_PROVIDED DATA_.
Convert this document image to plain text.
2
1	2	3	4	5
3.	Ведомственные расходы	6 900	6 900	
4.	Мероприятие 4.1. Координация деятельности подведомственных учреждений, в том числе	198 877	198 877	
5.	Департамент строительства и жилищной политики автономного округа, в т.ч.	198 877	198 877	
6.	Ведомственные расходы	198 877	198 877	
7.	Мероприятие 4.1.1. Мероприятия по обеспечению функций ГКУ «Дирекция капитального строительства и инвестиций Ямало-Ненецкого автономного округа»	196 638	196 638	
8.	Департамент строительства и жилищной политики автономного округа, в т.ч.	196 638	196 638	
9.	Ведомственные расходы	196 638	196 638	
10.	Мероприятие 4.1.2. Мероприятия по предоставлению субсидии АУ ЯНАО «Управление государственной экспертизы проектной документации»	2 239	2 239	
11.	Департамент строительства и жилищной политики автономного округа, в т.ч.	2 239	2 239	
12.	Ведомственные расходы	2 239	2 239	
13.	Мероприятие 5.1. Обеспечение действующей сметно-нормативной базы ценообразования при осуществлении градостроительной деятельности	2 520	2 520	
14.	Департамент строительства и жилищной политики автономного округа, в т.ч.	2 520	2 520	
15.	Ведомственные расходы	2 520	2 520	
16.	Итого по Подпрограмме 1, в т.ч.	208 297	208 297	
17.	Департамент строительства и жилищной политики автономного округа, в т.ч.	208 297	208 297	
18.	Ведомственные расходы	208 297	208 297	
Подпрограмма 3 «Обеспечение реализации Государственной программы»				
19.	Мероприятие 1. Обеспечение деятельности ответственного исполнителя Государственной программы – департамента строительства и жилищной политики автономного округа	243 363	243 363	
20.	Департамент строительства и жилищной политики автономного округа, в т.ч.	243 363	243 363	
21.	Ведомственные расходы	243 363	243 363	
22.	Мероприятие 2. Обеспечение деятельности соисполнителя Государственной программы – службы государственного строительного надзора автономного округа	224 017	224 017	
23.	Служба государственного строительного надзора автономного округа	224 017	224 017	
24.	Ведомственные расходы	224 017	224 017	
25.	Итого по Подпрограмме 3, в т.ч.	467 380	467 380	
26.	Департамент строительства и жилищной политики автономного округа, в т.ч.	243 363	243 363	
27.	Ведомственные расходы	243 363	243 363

...

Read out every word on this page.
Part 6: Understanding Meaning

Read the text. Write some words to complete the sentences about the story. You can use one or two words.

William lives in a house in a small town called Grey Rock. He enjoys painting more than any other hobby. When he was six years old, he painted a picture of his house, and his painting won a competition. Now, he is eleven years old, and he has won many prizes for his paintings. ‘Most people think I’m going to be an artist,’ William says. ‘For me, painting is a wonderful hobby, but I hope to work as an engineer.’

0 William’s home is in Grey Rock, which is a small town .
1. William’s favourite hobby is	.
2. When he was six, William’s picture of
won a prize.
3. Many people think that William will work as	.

_WHAT THE EXERCISE ASKS_. How many lines in these records hold the string "расходы"? Reply with the number alone.

_COMPLETED EXERCISE_. 9